#### EXERCISE DESCRIPTION:
Sort through the data and copy the lines holding the word "penalty".
• • •
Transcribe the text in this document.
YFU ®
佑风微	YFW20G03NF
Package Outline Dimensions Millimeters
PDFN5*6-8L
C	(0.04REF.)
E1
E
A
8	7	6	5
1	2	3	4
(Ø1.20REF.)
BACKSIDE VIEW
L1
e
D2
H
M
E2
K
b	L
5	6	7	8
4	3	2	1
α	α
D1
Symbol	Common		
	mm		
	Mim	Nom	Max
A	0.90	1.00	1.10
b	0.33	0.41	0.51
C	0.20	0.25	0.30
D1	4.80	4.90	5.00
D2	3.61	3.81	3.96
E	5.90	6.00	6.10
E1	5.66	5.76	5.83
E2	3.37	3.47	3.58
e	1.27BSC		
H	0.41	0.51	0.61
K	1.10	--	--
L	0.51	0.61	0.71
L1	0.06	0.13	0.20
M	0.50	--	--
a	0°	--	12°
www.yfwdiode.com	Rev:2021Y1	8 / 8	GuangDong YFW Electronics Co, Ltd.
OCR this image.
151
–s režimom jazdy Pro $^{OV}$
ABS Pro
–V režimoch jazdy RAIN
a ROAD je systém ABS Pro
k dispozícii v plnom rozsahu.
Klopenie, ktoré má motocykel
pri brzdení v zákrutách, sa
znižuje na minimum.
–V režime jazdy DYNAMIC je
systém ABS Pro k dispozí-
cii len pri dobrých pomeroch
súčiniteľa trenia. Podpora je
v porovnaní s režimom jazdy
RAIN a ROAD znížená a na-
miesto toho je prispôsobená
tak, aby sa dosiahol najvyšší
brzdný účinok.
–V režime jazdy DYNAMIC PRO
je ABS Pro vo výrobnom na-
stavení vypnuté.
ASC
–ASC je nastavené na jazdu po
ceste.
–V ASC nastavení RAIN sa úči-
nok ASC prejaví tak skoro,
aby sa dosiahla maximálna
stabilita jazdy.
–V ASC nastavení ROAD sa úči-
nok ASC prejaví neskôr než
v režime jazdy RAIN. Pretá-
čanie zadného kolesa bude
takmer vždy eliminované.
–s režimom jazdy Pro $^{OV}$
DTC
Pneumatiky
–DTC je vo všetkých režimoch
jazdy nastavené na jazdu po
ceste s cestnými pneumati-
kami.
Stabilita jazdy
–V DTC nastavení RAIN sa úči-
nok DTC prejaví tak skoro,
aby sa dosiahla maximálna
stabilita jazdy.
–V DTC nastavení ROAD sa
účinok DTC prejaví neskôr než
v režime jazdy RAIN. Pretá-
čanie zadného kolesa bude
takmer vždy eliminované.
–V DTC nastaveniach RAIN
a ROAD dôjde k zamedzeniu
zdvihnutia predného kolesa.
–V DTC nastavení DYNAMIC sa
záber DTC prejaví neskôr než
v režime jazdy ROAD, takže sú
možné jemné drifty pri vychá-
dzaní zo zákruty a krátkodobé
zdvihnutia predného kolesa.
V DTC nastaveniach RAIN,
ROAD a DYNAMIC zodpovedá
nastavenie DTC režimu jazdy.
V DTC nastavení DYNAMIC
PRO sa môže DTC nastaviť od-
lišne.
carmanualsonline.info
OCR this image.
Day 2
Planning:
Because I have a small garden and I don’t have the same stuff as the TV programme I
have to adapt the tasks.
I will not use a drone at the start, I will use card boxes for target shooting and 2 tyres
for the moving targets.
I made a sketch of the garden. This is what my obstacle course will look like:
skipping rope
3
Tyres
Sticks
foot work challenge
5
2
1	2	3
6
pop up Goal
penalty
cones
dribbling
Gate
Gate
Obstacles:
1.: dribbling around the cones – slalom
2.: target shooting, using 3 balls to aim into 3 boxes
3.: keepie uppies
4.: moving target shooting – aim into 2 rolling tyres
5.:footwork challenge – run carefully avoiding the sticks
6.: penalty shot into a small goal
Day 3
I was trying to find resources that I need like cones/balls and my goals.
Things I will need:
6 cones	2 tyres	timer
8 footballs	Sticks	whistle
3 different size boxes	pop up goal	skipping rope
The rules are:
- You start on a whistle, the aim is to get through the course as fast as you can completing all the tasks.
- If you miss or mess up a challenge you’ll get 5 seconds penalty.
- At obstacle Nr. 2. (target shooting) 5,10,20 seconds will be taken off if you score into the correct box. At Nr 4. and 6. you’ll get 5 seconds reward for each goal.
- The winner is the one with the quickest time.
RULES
• • •
#### EXPECTED ANSWER:
penalty
6.: penalty shot into a small goal
- If you miss or mess up a challenge you’ll get 5 seconds penalty.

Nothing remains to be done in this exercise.